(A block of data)
- - -

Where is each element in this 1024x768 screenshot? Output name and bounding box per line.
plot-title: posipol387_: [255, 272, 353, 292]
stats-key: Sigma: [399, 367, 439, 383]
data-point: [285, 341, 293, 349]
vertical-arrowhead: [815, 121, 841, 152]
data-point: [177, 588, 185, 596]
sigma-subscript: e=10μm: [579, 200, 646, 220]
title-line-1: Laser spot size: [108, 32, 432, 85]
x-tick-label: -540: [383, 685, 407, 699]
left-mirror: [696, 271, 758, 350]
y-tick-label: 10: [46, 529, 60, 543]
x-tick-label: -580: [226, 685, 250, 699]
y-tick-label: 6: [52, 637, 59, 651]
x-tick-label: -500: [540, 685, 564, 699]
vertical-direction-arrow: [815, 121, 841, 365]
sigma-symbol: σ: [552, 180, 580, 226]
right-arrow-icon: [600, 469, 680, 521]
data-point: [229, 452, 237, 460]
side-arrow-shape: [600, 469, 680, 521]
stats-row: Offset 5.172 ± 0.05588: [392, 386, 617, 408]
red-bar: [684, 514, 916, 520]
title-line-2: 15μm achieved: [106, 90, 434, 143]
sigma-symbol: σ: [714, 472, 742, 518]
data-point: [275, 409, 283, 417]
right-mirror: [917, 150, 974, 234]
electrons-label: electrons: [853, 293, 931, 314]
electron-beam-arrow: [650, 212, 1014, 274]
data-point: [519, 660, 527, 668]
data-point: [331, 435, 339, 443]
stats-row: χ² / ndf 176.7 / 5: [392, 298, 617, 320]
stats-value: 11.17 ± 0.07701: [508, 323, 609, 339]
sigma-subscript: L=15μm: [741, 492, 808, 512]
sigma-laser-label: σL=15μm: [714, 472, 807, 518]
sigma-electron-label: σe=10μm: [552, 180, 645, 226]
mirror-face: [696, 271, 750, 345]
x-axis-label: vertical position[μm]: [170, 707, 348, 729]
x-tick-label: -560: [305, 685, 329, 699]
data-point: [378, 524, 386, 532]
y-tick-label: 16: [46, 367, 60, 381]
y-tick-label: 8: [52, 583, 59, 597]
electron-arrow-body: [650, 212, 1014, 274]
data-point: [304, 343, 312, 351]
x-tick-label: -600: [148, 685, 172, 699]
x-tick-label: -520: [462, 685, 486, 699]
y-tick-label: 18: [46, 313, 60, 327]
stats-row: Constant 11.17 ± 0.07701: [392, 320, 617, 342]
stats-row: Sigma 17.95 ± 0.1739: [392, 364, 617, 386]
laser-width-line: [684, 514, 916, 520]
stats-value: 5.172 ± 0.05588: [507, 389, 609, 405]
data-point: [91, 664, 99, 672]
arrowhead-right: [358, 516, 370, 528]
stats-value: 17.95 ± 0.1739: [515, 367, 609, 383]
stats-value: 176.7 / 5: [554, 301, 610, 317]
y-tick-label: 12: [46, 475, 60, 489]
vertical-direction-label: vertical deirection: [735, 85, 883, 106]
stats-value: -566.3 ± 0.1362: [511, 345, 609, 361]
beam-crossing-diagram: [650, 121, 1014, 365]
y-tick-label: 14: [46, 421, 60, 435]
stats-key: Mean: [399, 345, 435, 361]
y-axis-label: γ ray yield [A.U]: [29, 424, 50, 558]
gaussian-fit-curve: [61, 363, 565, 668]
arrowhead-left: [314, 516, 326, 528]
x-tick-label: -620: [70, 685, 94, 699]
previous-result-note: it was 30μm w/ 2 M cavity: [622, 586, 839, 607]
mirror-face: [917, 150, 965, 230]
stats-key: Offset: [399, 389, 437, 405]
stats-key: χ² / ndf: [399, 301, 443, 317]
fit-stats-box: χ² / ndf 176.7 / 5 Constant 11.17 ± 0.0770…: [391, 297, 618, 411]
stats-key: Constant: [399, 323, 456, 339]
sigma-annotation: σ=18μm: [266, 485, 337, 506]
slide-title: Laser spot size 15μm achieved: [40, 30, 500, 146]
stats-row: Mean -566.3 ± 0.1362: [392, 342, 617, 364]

- - -

* REQUIRED WORK *
Print, unchanged, the lines of the records from the first one down to the line that contains "data-point: [304, 343, 312, 351]", with both of those included.

* FINAL ANSWER *
Where is each element in this 1024x768 screenshot? Output name and bounding box per line.
plot-title: posipol387_: [255, 272, 353, 292]
stats-key: Sigma: [399, 367, 439, 383]
data-point: [285, 341, 293, 349]
vertical-arrowhead: [815, 121, 841, 152]
data-point: [177, 588, 185, 596]
sigma-subscript: e=10μm: [579, 200, 646, 220]
title-line-1: Laser spot size: [108, 32, 432, 85]
x-tick-label: -540: [383, 685, 407, 699]
left-mirror: [696, 271, 758, 350]
y-tick-label: 10: [46, 529, 60, 543]
x-tick-label: -580: [226, 685, 250, 699]
y-tick-label: 6: [52, 637, 59, 651]
x-tick-label: -500: [540, 685, 564, 699]
vertical-direction-arrow: [815, 121, 841, 365]
sigma-symbol: σ: [552, 180, 580, 226]
right-arrow-icon: [600, 469, 680, 521]
data-point: [229, 452, 237, 460]
side-arrow-shape: [600, 469, 680, 521]
stats-row: Offset 5.172 ± 0.05588: [392, 386, 617, 408]
red-bar: [684, 514, 916, 520]
title-line-2: 15μm achieved: [106, 90, 434, 143]
sigma-symbol: σ: [714, 472, 742, 518]
data-point: [275, 409, 283, 417]
right-mirror: [917, 150, 974, 234]
electrons-label: electrons: [853, 293, 931, 314]
electron-beam-arrow: [650, 212, 1014, 274]
data-point: [519, 660, 527, 668]
data-point: [331, 435, 339, 443]
stats-row: χ² / ndf 176.7 / 5: [392, 298, 617, 320]
stats-value: 11.17 ± 0.07701: [508, 323, 609, 339]
sigma-subscript: L=15μm: [741, 492, 808, 512]
sigma-laser-label: σL=15μm: [714, 472, 807, 518]
sigma-electron-label: σe=10μm: [552, 180, 645, 226]
mirror-face: [696, 271, 750, 345]
x-axis-label: vertical position[μm]: [170, 707, 348, 729]
x-tick-label: -560: [305, 685, 329, 699]
data-point: [378, 524, 386, 532]
y-tick-label: 16: [46, 367, 60, 381]
y-tick-label: 8: [52, 583, 59, 597]
electron-arrow-body: [650, 212, 1014, 274]
data-point: [304, 343, 312, 351]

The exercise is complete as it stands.